Monter un projet soutenable, qui change les lignes autour des enjeux alimentaires et la gestion de nos déchets organiques en zone urbaine

A travers cet article spécial, je partage mes retours d’expériences sur des éléments clés qui guident la construction d’un projet « innovant » (ou du moins…un projet rare et parait-il inspirant) : autour des enjeux de la gestion des déchets organiques en zone urbaine. Ce sont majoritairement des constats au sortir de 2 ans de travail, ce n’est donc pas la science infuse mais une certaine prise de recul sur des démarches qui peuvent être suivies ou qui peuvent inspirer. Je me base ici sur des principes que l’on peut retrouver dans les mouvements en transition.

Chaque partie n’est pas détaillée en profondeur, l’idée étant d’offrir une vision globale.

  • Des observations au démarrage 

Quels sont les points forts et les éléments favorables. Découvrir ce qui manque et choisir des projets qui font sens avec le groupe.

Sur le territoire, il semble primordial de mener une observation qui intègre :
– Les personnes et leurs activités. Cela commence par identifier quels sont les acteurs engagés sur le sujet en question au sens large à savoir l’alimentation jusqu’aux gestionnaires des déchets organiques. Cela inclus, les autorités locales, les entreprises (producteurs de biodéchets, acteurs de la boucle alimentaire, gestionnaires des déchets…) les collectifs, les associations, les citoyens.

– Le territoire, son contexte réglementaire et son évolution, sous plusieurs aspects. En ce qui concerne les déchets organiques :

  • Quel est le système réglementaire actuel et ses contraintes/bénéfices pour les habitants et commerçants (TEOM, RS…)?
  • Comment sont traités les enjeux alimentaires sur le territoire (logistique, circuits courts, produits bio, transformations, consommations…)? Les projets alimentaires de territoires en route ces dernières années font parties intégrantes de cette étape par exemple.

******

» **CONSIGNES**:
[1] Selon le texte présenté, combien d'années de travail sont à l'origine des constats partagés ?
[2] Mettez en liste numérotée les lignes des enregistrements, en commençant par celle qui contient "nav-shop[interactable]: SHOP [373,134,456,155]" et en terminant par celle qui contient "chevron-left-icon[interactable] [1070,774,1110,800]", ces deux lignes comprises. Omettez les lignes vides.

******

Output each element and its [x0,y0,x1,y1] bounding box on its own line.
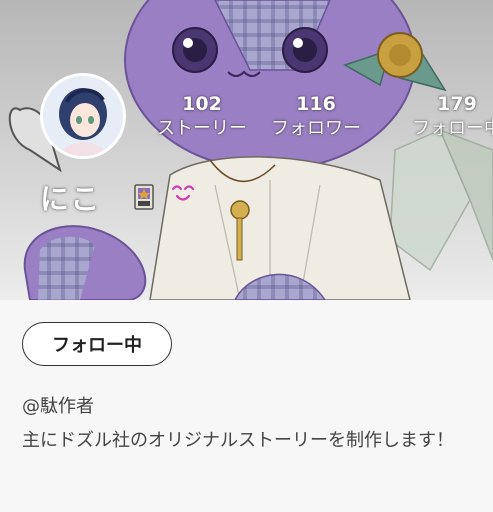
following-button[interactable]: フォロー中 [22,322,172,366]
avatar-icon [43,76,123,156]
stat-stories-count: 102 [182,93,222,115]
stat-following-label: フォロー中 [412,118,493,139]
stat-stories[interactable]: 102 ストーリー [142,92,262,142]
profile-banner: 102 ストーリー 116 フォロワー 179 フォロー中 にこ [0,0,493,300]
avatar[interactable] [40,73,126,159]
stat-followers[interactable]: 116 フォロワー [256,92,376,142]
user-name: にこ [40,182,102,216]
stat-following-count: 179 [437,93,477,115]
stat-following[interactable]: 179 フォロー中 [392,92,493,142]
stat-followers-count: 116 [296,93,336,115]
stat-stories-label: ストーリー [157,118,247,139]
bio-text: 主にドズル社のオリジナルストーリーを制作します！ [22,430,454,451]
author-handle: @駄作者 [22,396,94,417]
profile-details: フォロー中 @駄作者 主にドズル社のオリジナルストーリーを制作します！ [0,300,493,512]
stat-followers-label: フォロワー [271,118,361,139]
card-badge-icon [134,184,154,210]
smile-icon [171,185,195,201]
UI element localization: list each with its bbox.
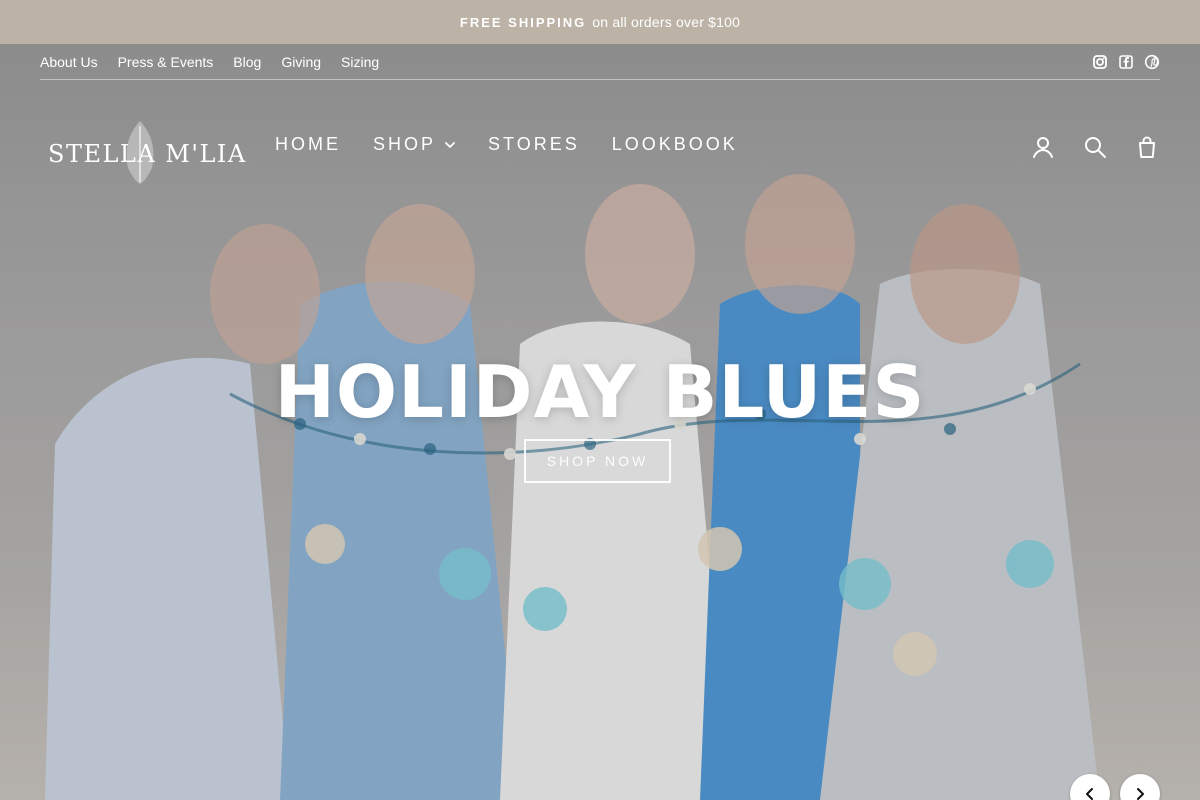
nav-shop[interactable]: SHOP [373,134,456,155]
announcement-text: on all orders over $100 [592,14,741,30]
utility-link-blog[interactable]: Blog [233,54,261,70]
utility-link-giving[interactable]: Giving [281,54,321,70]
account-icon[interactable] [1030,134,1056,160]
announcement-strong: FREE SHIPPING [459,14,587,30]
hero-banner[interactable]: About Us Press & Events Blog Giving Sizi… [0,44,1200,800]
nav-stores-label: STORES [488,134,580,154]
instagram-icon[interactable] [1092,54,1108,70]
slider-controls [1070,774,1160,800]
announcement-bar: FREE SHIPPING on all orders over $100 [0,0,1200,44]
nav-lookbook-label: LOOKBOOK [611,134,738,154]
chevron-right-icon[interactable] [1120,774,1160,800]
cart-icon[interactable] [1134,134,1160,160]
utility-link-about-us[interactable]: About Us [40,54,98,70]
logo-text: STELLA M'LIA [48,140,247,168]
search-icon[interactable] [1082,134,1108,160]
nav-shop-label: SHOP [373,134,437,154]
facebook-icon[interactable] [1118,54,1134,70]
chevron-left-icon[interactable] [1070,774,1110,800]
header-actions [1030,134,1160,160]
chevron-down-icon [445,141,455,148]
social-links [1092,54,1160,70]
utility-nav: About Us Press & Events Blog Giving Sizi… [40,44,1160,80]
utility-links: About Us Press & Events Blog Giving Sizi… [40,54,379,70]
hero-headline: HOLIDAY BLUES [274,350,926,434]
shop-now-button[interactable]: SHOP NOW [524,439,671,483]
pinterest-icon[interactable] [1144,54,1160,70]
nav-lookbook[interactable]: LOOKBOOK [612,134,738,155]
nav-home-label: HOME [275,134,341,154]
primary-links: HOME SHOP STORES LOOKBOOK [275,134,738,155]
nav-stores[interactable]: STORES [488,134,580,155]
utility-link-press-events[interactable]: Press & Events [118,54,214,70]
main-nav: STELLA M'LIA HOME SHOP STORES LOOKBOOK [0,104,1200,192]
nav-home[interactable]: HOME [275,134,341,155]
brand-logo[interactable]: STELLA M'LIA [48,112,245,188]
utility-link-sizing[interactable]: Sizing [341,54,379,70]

******

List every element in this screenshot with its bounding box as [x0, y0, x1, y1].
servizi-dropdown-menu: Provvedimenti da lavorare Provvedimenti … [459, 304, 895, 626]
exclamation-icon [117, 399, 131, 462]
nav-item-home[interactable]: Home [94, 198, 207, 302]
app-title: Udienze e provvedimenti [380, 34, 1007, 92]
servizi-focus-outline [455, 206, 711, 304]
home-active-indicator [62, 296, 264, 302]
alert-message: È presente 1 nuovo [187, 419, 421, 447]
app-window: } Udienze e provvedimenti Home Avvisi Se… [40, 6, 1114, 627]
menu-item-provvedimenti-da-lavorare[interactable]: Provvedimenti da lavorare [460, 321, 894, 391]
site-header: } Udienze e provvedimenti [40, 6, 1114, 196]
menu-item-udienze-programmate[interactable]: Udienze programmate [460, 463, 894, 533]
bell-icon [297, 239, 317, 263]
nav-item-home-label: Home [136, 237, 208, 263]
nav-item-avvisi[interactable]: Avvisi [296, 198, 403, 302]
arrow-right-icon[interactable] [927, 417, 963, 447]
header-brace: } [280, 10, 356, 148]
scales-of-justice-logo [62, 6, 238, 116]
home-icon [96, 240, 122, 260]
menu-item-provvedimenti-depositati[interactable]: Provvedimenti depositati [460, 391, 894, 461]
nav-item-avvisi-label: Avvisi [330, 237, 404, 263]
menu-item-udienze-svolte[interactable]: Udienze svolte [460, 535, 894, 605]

******

» **RÉPONSES**:
[1] Deux ans de travail.

[2]
1. nav-shop[interactable]: SHOP [373,134,456,155]
2. announcement-text: on all orders over $100 [592,14,741,30]
3. utility-link-blog[interactable]: Blog [233,54,261,70]
4. utility-link-giving[interactable]: Giving [281,54,321,70]
5. account-icon[interactable] [1030,134,1056,160]
6. announcement-strong: FREE SHIPPING [459,14,587,30]
7. hero-banner[interactable]: About Us Press & Events Blog Giving Sizi… [0,44,1200,800]
8. nav-stores-label: STORES [488,134,580,154]
9. instagram-icon[interactable] [1092,54,1108,70]
10. slider-controls [1070,774,1160,800]
11. announcement-bar: FREE SHIPPING on all orders over $100 [0,0,1200,44]
12. nav-lookbook-label: LOOKBOOK [611,134,738,154]
13. chevron-right-icon[interactable] [1120,774,1160,800]
14. cart-icon[interactable] [1134,134,1160,160]
15. utility-link-about-us[interactable]: About Us [40,54,98,70]
16. logo-text: STELLA M'LIA [48,140,247,168]
17. search-icon[interactable] [1082,134,1108,160]
18. nav-shop-label: SHOP [373,134,437,154]
19. facebook-icon[interactable] [1118,54,1134,70]
20. chevron-left-icon[interactable] [1070,774,1110,800]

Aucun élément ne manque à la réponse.